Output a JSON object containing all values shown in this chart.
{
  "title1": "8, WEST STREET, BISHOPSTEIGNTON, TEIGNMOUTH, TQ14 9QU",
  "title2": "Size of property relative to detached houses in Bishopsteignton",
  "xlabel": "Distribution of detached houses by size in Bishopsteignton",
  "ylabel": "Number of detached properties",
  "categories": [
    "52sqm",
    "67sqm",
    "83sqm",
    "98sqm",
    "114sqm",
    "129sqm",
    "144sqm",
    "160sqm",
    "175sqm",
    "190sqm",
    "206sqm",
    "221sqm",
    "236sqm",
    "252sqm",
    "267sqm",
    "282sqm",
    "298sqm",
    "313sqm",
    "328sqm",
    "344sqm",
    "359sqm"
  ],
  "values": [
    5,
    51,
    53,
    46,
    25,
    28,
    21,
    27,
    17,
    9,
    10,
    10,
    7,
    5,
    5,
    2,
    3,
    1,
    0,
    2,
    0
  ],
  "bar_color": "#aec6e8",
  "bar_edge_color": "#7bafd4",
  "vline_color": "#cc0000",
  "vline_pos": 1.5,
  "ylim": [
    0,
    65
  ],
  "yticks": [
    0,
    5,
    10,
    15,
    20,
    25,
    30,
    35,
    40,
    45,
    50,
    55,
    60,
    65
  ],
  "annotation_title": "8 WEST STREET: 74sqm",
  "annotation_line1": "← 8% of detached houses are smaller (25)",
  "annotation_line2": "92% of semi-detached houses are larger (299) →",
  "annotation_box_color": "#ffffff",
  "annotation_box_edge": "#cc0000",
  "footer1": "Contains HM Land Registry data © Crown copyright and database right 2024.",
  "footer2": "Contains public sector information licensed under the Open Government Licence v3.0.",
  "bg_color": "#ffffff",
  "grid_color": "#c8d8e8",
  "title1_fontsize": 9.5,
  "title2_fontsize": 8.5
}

-------------------------

== Short task ==
Every entry must be quoted exactly as it appears above.

== Written answer ==
Output a JSON object containing all values shown in this chart.
{
  "title1": "8, WEST STREET, BISHOPSTEIGNTON, TEIGNMOUTH, TQ14 9QU",
  "title2": "Size of property relative to detached houses in Bishopsteignton",
  "xlabel": "Distribution of detached houses by size in Bishopsteignton",
  "ylabel": "Number of detached properties",
  "categories": [
    "52sqm",
    "67sqm",
    "83sqm",
    "98sqm",
    "114sqm",
    "129sqm",
    "144sqm",
    "160sqm",
    "175sqm",
    "190sqm",
    "206sqm",
    "221sqm",
    "236sqm",
    "252sqm",
    "267sqm",
    "282sqm",
    "298sqm",
    "313sqm",
    "328sqm",
    "344sqm",
    "359sqm"
  ],
  "values": [
    5,
    51,
    53,
    46,
    25,
    28,
    21,
    27,
    17,
    9,
    10,
    10,
    7,
    5,
    5,
    2,
    3,
    1,
    0,
    2,
    0
  ],
  "bar_color": "#aec6e8",
  "bar_edge_color": "#7bafd4",
  "vline_color": "#cc0000",
  "vline_pos": 1.5,
  "ylim": [
    0,
    65
  ],
  "yticks": [
    0,
    5,
    10,
    15,
    20,
    25,
    30,
    35,
    40,
    45,
    50,
    55,
    60,
    65
  ],
  "annotation_title": "8 WEST STREET: 74sqm",
  "annotation_line1": "← 8% of detached houses are smaller (25)",
  "annotation_line2": "92% of semi-detached houses are larger (299) →",
  "annotation_box_color": "#ffffff",
  "annotation_box_edge": "#cc0000",
  "footer1": "Contains HM Land Registry data © Crown copyright and database right 2024.",
  "footer2": "Contains public sector information licensed under the Open Government Licence v3.0.",
  "bg_color": "#ffffff",
  "grid_color": "#c8d8e8",
  "title1_fontsize": 9.5,
  "title2_fontsize": 8.5
}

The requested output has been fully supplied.